==== Data shown ====

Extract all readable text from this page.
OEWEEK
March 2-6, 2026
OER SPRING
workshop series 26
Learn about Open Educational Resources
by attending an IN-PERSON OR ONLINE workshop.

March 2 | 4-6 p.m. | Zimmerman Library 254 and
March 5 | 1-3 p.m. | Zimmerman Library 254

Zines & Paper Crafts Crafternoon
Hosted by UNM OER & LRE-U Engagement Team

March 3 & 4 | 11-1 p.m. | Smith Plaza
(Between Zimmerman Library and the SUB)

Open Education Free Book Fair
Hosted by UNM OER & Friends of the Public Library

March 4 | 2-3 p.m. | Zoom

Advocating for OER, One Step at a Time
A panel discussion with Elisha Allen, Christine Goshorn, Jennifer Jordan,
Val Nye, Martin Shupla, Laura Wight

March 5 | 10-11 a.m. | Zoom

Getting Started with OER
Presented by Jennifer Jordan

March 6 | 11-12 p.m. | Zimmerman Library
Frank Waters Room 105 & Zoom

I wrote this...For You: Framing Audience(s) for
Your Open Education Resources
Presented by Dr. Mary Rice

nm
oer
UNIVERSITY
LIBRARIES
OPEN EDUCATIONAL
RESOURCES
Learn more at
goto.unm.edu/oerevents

====
==== Data shown ====

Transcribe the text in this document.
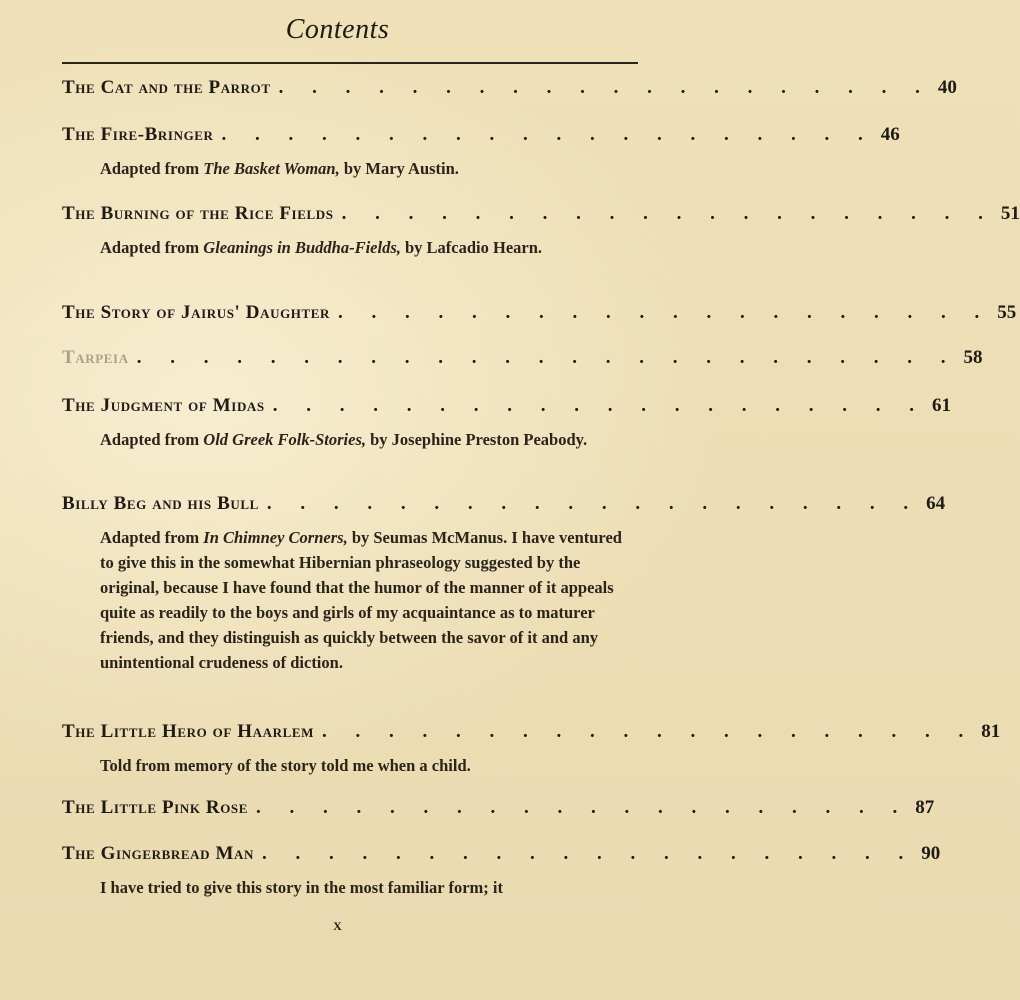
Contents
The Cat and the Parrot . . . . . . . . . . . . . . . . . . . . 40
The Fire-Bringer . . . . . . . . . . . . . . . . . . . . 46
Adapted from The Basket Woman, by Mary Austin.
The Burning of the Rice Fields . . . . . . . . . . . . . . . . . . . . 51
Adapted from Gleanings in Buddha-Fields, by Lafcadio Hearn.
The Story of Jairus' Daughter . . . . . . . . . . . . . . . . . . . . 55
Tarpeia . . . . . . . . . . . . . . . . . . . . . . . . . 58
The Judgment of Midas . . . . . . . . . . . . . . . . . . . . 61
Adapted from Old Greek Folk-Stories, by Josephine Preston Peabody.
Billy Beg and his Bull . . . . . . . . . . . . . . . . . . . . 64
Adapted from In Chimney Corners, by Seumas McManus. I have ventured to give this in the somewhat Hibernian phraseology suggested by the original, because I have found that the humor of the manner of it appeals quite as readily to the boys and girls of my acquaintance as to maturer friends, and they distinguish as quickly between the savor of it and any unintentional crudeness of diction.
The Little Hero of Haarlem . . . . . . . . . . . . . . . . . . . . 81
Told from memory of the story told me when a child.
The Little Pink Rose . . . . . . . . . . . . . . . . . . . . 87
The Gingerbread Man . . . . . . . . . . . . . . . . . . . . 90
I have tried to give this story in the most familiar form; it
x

====

● **Stated task**: Check each line above for the word "Mary" and say how many have it, with nothing else.

● **Answer to this task**: 2